> WORK TO DO:
Reproduce the listing below verbatim, line for line, with every entry included.

> EXERCISE INPUT:
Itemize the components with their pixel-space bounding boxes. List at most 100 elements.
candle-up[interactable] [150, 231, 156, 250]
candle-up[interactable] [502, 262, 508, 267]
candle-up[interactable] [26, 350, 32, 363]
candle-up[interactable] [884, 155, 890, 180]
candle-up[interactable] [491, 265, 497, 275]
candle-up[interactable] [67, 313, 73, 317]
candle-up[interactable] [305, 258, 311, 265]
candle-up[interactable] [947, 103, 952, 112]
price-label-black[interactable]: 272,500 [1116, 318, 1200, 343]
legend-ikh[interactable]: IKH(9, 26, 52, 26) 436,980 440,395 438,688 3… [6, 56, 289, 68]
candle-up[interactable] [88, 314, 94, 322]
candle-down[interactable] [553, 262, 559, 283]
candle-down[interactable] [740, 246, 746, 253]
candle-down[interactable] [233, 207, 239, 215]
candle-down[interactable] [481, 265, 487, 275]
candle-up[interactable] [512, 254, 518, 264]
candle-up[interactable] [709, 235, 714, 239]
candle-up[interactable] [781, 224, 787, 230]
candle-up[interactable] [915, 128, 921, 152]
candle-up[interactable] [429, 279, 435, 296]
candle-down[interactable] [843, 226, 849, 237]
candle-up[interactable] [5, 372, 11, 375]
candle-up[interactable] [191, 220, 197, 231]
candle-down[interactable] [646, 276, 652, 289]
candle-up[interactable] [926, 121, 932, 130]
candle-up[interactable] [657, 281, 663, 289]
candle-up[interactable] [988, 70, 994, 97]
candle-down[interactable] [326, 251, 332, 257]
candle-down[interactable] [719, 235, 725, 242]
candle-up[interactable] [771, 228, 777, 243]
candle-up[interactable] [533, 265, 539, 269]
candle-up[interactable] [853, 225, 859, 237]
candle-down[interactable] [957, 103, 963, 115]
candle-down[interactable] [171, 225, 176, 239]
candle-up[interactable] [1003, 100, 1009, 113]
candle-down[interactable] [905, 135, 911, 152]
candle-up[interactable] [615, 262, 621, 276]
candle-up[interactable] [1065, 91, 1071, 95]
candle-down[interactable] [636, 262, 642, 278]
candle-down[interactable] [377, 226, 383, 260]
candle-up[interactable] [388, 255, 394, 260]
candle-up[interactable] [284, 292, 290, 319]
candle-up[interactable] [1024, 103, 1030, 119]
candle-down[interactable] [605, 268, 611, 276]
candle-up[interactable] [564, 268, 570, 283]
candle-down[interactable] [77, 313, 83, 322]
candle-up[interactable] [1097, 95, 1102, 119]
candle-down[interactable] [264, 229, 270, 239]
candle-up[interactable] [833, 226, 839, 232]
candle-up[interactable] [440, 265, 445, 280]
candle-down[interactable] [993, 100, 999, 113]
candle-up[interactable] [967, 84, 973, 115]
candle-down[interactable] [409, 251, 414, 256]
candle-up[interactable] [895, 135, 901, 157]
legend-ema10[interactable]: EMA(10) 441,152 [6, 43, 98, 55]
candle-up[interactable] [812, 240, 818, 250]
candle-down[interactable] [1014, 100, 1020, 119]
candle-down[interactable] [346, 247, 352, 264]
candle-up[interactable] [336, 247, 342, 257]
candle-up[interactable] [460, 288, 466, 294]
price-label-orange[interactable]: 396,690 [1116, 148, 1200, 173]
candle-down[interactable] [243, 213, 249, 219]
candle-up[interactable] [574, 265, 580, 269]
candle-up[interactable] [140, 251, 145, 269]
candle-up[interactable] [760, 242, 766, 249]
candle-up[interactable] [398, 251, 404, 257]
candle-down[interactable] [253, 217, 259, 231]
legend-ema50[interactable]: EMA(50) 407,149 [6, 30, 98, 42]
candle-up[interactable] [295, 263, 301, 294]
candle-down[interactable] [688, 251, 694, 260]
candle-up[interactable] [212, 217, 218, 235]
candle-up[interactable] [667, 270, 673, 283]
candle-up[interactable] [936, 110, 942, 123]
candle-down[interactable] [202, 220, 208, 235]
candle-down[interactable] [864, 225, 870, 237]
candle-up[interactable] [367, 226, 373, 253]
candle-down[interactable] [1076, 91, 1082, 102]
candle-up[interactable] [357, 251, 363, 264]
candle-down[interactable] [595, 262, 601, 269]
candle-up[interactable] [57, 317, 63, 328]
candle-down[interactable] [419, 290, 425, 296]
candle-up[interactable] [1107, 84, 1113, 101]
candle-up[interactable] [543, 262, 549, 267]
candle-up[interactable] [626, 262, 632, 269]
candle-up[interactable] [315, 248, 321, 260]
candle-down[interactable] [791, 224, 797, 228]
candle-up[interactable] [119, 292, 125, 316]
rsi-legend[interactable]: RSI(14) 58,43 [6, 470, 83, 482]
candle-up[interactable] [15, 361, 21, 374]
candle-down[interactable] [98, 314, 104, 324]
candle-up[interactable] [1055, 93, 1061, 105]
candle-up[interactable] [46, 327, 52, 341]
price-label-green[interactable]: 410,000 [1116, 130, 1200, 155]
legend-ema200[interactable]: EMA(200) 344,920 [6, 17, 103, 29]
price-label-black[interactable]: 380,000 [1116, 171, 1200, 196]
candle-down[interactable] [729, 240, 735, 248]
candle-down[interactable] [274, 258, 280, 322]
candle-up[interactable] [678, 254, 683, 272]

> WRITTEN RESPONSE:
Itemize the components with their pixel-space bounding boxes. List at most 100 elements.
candle-up[interactable] [150, 231, 156, 250]
candle-up[interactable] [502, 262, 508, 267]
candle-up[interactable] [26, 350, 32, 363]
candle-up[interactable] [884, 155, 890, 180]
candle-up[interactable] [491, 265, 497, 275]
candle-up[interactable] [67, 313, 73, 317]
candle-up[interactable] [305, 258, 311, 265]
candle-up[interactable] [947, 103, 952, 112]
price-label-black[interactable]: 272,500 [1116, 318, 1200, 343]
legend-ikh[interactable]: IKH(9, 26, 52, 26) 436,980 440,395 438,688 3… [6, 56, 289, 68]
candle-up[interactable] [88, 314, 94, 322]
candle-down[interactable] [553, 262, 559, 283]
candle-down[interactable] [740, 246, 746, 253]
candle-down[interactable] [233, 207, 239, 215]
candle-down[interactable] [481, 265, 487, 275]
candle-up[interactable] [512, 254, 518, 264]
candle-up[interactable] [709, 235, 714, 239]
candle-up[interactable] [781, 224, 787, 230]
candle-up[interactable] [915, 128, 921, 152]
candle-up[interactable] [429, 279, 435, 296]
candle-down[interactable] [843, 226, 849, 237]
candle-up[interactable] [5, 372, 11, 375]
candle-up[interactable] [191, 220, 197, 231]
candle-down[interactable] [646, 276, 652, 289]
candle-up[interactable] [926, 121, 932, 130]
candle-up[interactable] [657, 281, 663, 289]
candle-up[interactable] [988, 70, 994, 97]
candle-down[interactable] [326, 251, 332, 257]
candle-down[interactable] [719, 235, 725, 242]
candle-up[interactable] [771, 228, 777, 243]
candle-up[interactable] [533, 265, 539, 269]
candle-up[interactable] [853, 225, 859, 237]
candle-down[interactable] [957, 103, 963, 115]
candle-down[interactable] [171, 225, 176, 239]
candle-up[interactable] [1003, 100, 1009, 113]
candle-down[interactable] [905, 135, 911, 152]
candle-up[interactable] [615, 262, 621, 276]
candle-up[interactable] [1065, 91, 1071, 95]
candle-down[interactable] [636, 262, 642, 278]
candle-down[interactable] [377, 226, 383, 260]
candle-up[interactable] [388, 255, 394, 260]
candle-up[interactable] [284, 292, 290, 319]
candle-up[interactable] [1024, 103, 1030, 119]
candle-down[interactable] [605, 268, 611, 276]
candle-up[interactable] [564, 268, 570, 283]
candle-down[interactable] [77, 313, 83, 322]
candle-up[interactable] [1097, 95, 1102, 119]
candle-down[interactable] [264, 229, 270, 239]
candle-up[interactable] [833, 226, 839, 232]
candle-up[interactable] [440, 265, 445, 280]
candle-down[interactable] [993, 100, 999, 113]
candle-up[interactable] [967, 84, 973, 115]
candle-down[interactable] [409, 251, 414, 256]
candle-up[interactable] [895, 135, 901, 157]
legend-ema10[interactable]: EMA(10) 441,152 [6, 43, 98, 55]
candle-up[interactable] [812, 240, 818, 250]
candle-down[interactable] [1014, 100, 1020, 119]
candle-down[interactable] [346, 247, 352, 264]
candle-up[interactable] [336, 247, 342, 257]
candle-up[interactable] [460, 288, 466, 294]
price-label-orange[interactable]: 396,690 [1116, 148, 1200, 173]
candle-down[interactable] [243, 213, 249, 219]
candle-up[interactable] [574, 265, 580, 269]
candle-up[interactable] [140, 251, 145, 269]
candle-up[interactable] [760, 242, 766, 249]
candle-up[interactable] [398, 251, 404, 257]
candle-down[interactable] [253, 217, 259, 231]
legend-ema50[interactable]: EMA(50) 407,149 [6, 30, 98, 42]
candle-up[interactable] [295, 263, 301, 294]
candle-down[interactable] [688, 251, 694, 260]
candle-up[interactable] [212, 217, 218, 235]
candle-up[interactable] [667, 270, 673, 283]
candle-up[interactable] [936, 110, 942, 123]
candle-down[interactable] [202, 220, 208, 235]
candle-down[interactable] [864, 225, 870, 237]
candle-up[interactable] [367, 226, 373, 253]
candle-down[interactable] [1076, 91, 1082, 102]
candle-up[interactable] [357, 251, 363, 264]
candle-down[interactable] [595, 262, 601, 269]
candle-up[interactable] [57, 317, 63, 328]
candle-down[interactable] [419, 290, 425, 296]
candle-up[interactable] [1107, 84, 1113, 101]
candle-up[interactable] [543, 262, 549, 267]
candle-up[interactable] [626, 262, 632, 269]
candle-up[interactable] [315, 248, 321, 260]
candle-down[interactable] [791, 224, 797, 228]
candle-up[interactable] [119, 292, 125, 316]
rsi-legend[interactable]: RSI(14) 58,43 [6, 470, 83, 482]
candle-up[interactable] [15, 361, 21, 374]
candle-down[interactable] [98, 314, 104, 324]
candle-up[interactable] [1055, 93, 1061, 105]
candle-up[interactable] [46, 327, 52, 341]
price-label-green[interactable]: 410,000 [1116, 130, 1200, 155]
legend-ema200[interactable]: EMA(200) 344,920 [6, 17, 103, 29]
price-label-black[interactable]: 380,000 [1116, 171, 1200, 196]
candle-down[interactable] [729, 240, 735, 248]
candle-down[interactable] [274, 258, 280, 322]
candle-up[interactable] [678, 254, 683, 272]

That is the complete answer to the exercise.